#### Work required
Copy each line exactly. Leave nothing out.

#### Recorded information

──────────────────────────────

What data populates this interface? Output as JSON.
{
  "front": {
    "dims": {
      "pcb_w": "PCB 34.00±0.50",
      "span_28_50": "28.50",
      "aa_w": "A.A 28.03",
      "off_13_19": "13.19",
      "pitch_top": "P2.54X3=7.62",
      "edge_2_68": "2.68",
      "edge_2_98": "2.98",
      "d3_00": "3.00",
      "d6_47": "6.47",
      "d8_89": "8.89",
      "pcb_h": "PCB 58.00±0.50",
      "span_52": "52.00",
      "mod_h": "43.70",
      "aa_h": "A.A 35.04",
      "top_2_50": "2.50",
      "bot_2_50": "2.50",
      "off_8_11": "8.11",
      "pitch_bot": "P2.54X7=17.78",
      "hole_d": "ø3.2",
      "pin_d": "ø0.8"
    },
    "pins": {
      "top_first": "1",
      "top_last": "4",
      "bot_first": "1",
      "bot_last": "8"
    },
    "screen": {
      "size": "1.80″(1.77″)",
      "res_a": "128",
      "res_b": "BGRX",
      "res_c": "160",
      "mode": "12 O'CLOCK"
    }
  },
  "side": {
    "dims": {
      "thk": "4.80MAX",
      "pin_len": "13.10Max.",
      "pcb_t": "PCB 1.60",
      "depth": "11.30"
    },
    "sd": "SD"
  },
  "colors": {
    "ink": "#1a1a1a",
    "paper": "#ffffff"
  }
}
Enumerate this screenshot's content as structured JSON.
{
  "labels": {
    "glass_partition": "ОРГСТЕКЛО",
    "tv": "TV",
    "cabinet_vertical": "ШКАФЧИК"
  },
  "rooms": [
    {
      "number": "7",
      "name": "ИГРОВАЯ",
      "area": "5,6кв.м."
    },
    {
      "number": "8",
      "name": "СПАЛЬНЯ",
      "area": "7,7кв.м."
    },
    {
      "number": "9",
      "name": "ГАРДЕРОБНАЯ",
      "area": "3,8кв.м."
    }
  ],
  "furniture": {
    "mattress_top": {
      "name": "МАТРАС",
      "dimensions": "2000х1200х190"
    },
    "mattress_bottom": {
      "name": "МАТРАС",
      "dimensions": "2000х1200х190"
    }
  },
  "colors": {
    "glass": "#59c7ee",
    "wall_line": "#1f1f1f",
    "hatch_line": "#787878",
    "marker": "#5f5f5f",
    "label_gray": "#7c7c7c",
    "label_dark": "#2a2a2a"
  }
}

──────────────────────────────

#### Finished exercise
What data populates this interface? Output as JSON.
{
  "front": {
    "dims": {
      "pcb_w": "PCB 34.00±0.50",
      "span_28_50": "28.50",
      "aa_w": "A.A 28.03",
      "off_13_19": "13.19",
      "pitch_top": "P2.54X3=7.62",
      "edge_2_68": "2.68",
      "edge_2_98": "2.98",
      "d3_00": "3.00",
      "d6_47": "6.47",
      "d8_89": "8.89",
      "pcb_h": "PCB 58.00±0.50",
      "span_52": "52.00",
      "mod_h": "43.70",
      "aa_h": "A.A 35.04",
      "top_2_50": "2.50",
      "bot_2_50": "2.50",
      "off_8_11": "8.11",
      "pitch_bot": "P2.54X7=17.78",
      "hole_d": "ø3.2",
      "pin_d": "ø0.8"
    },
    "pins": {
      "top_first": "1",
      "top_last": "4",
      "bot_first": "1",
      "bot_last": "8"
    },
    "screen": {
      "size": "1.80″(1.77″)",
      "res_a": "128",
      "res_b": "BGRX",
      "res_c": "160",
      "mode": "12 O'CLOCK"
    }
  },
  "side": {
    "dims": {
      "thk": "4.80MAX",
      "pin_len": "13.10Max.",
      "pcb_t": "PCB 1.60",
      "depth": "11.30"
    },
    "sd": "SD"
  },
  "colors": {
    "ink": "#1a1a1a",
    "paper": "#ffffff"
  }
}
Enumerate this screenshot's content as structured JSON.
{
  "labels": {
    "glass_partition": "ОРГСТЕКЛО",
    "tv": "TV",
    "cabinet_vertical": "ШКАФЧИК"
  },
  "rooms": [
    {
      "number": "7",
      "name": "ИГРОВАЯ",
      "area": "5,6кв.м."
    },
    {
      "number": "8",
      "name": "СПАЛЬНЯ",
      "area": "7,7кв.м."
    },
    {
      "number": "9",
      "name": "ГАРДЕРОБНАЯ",
      "area": "3,8кв.м."
    }
  ],
  "furniture": {
    "mattress_top": {
      "name": "МАТРАС",
      "dimensions": "2000х1200х190"
    },
    "mattress_bottom": {
      "name": "МАТРАС",
      "dimensions": "2000х1200х190"
    }
  },
  "colors": {
    "glass": "#59c7ee",
    "wall_line": "#1f1f1f",
    "hatch_line": "#787878",
    "marker": "#5f5f5f",
    "label_gray": "#7c7c7c",
    "label_dark": "#2a2a2a"
  }
}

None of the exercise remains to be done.